#### RAW RECORDS:
* * * *
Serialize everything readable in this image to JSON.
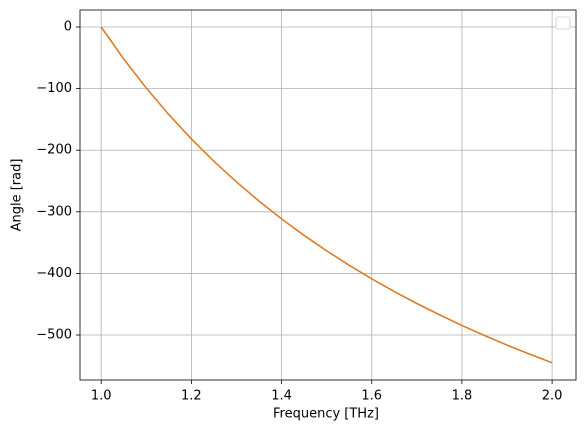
{
  "chart_data": {
    "type": "line",
    "xlabel": "Frequency [THz]",
    "ylabel": "Angle [rad]",
    "x": [
      1.0,
      1.05,
      1.1,
      1.15,
      1.2,
      1.25,
      1.3,
      1.35,
      1.4,
      1.45,
      1.5,
      1.55,
      1.6,
      1.65,
      1.7,
      1.75,
      1.8,
      1.85,
      1.9,
      1.95,
      2.0
    ],
    "series": [
      {
        "color": "#e07b24",
        "values": [
          0,
          -51.9,
          -99.1,
          -142.2,
          -181.7,
          -218,
          -251.5,
          -282.6,
          -311.4,
          -338.3,
          -363.3,
          -386.8,
          -408.8,
          -429.4,
          -448.8,
          -467.1,
          -484.4,
          -500.8,
          -516.3,
          -531.0,
          -545
        ]
      }
    ],
    "xlim": [
      0.953,
      2.053
    ],
    "ylim": [
      -573,
      27.6
    ],
    "xticks": [
      {
        "value": 1,
        "label": "1.0"
      },
      1.2,
      1.4,
      1.6,
      1.8,
      {
        "value": 2,
        "label": "2.0"
      }
    ],
    "yticks": [
      0,
      {
        "value": -100,
        "label": "−100"
      },
      {
        "value": -200,
        "label": "−200"
      },
      {
        "value": -300,
        "label": "−300"
      },
      {
        "value": -400,
        "label": "−400"
      },
      {
        "value": -500,
        "label": "−500"
      }
    ],
    "grid": true
  }
}
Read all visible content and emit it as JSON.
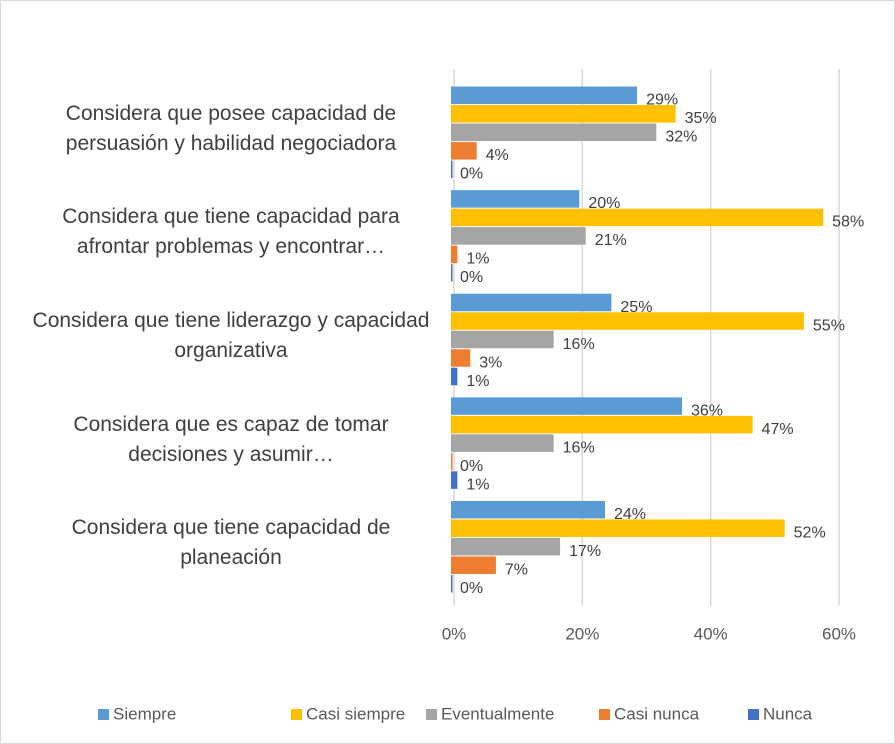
* * * *
All of the material above is to be copied exactly, except for its images.

#### TASK RESULT:
Serialize everything readable in this image to JSON.
{
  "chart_data": {
    "type": "line",
    "xlabel": "Frequency [THz]",
    "ylabel": "Angle [rad]",
    "x": [
      1.0,
      1.05,
      1.1,
      1.15,
      1.2,
      1.25,
      1.3,
      1.35,
      1.4,
      1.45,
      1.5,
      1.55,
      1.6,
      1.65,
      1.7,
      1.75,
      1.8,
      1.85,
      1.9,
      1.95,
      2.0
    ],
    "series": [
      {
        "color": "#e07b24",
        "values": [
          0,
          -51.9,
          -99.1,
          -142.2,
          -181.7,
          -218,
          -251.5,
          -282.6,
          -311.4,
          -338.3,
          -363.3,
          -386.8,
          -408.8,
          -429.4,
          -448.8,
          -467.1,
          -484.4,
          -500.8,
          -516.3,
          -531.0,
          -545
        ]
      }
    ],
    "xlim": [
      0.953,
      2.053
    ],
    "ylim": [
      -573,
      27.6
    ],
    "xticks": [
      {
        "value": 1,
        "label": "1.0"
      },
      1.2,
      1.4,
      1.6,
      1.8,
      {
        "value": 2,
        "label": "2.0"
      }
    ],
    "yticks": [
      0,
      {
        "value": -100,
        "label": "−100"
      },
      {
        "value": -200,
        "label": "−200"
      },
      {
        "value": -300,
        "label": "−300"
      },
      {
        "value": -400,
        "label": "−400"
      },
      {
        "value": -500,
        "label": "−500"
      }
    ],
    "grid": true
  }
}
Read all visible content and emit it as JSON.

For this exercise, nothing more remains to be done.